TASK DETAILS: Tally every line of the listing where the string "name" is found, and state the total alone.

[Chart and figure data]
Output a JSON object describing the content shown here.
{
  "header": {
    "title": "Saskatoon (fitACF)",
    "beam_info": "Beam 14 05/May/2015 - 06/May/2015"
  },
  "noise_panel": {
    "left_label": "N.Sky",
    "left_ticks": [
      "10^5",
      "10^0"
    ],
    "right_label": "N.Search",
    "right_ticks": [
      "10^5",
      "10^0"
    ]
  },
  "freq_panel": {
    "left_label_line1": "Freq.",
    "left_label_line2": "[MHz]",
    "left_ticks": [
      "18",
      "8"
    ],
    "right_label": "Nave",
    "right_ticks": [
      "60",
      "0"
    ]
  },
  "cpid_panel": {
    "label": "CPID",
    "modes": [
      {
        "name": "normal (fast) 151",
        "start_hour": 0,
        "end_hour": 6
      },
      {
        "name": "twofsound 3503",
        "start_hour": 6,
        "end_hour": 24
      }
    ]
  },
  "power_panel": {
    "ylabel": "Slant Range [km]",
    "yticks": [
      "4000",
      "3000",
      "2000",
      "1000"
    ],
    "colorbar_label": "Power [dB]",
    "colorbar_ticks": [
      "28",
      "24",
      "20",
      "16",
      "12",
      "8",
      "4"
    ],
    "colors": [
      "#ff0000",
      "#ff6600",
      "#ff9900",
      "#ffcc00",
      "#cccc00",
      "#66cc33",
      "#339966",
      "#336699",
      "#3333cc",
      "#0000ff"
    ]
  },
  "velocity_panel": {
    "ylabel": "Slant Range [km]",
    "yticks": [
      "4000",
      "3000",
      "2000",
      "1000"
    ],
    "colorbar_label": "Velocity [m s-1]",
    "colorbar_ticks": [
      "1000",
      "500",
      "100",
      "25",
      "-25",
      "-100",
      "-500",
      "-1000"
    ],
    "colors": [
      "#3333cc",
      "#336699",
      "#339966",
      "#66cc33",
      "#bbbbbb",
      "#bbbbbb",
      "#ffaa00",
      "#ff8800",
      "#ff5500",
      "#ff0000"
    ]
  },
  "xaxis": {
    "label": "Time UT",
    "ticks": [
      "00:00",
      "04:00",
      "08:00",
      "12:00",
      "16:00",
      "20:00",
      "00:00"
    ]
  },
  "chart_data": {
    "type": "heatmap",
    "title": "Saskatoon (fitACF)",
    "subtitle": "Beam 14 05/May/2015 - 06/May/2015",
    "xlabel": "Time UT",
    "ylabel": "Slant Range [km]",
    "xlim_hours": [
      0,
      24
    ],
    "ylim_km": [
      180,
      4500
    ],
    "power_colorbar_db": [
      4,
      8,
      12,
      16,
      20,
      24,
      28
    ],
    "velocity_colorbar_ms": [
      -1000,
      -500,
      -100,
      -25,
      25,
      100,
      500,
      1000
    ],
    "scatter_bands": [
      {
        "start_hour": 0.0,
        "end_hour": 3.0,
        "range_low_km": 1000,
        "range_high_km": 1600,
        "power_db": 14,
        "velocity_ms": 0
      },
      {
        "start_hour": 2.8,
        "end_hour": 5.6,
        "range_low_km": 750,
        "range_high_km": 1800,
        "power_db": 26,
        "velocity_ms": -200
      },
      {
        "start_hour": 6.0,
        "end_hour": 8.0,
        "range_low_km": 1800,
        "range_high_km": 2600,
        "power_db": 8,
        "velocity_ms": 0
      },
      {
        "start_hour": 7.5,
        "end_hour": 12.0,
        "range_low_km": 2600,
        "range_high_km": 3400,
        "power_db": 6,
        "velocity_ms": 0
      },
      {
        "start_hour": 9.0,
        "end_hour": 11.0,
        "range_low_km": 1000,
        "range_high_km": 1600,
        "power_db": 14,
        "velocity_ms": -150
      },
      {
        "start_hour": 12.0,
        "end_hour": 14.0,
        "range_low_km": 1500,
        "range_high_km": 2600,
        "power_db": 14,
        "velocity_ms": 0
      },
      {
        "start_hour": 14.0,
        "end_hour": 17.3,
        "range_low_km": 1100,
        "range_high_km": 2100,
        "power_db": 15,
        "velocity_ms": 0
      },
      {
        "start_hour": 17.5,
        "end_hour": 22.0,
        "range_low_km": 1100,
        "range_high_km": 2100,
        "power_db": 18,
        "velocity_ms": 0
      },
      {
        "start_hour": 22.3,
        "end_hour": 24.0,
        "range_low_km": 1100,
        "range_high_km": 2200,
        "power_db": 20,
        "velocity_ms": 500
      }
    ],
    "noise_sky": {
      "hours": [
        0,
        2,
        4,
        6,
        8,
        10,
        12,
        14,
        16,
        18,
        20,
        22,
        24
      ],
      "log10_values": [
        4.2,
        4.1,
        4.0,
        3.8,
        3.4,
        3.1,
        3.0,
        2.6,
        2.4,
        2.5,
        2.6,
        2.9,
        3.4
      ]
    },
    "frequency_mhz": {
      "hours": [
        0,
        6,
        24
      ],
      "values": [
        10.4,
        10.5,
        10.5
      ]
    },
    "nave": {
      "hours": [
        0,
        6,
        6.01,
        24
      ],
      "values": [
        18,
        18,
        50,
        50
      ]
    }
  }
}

EXERCISE ANSWER: 2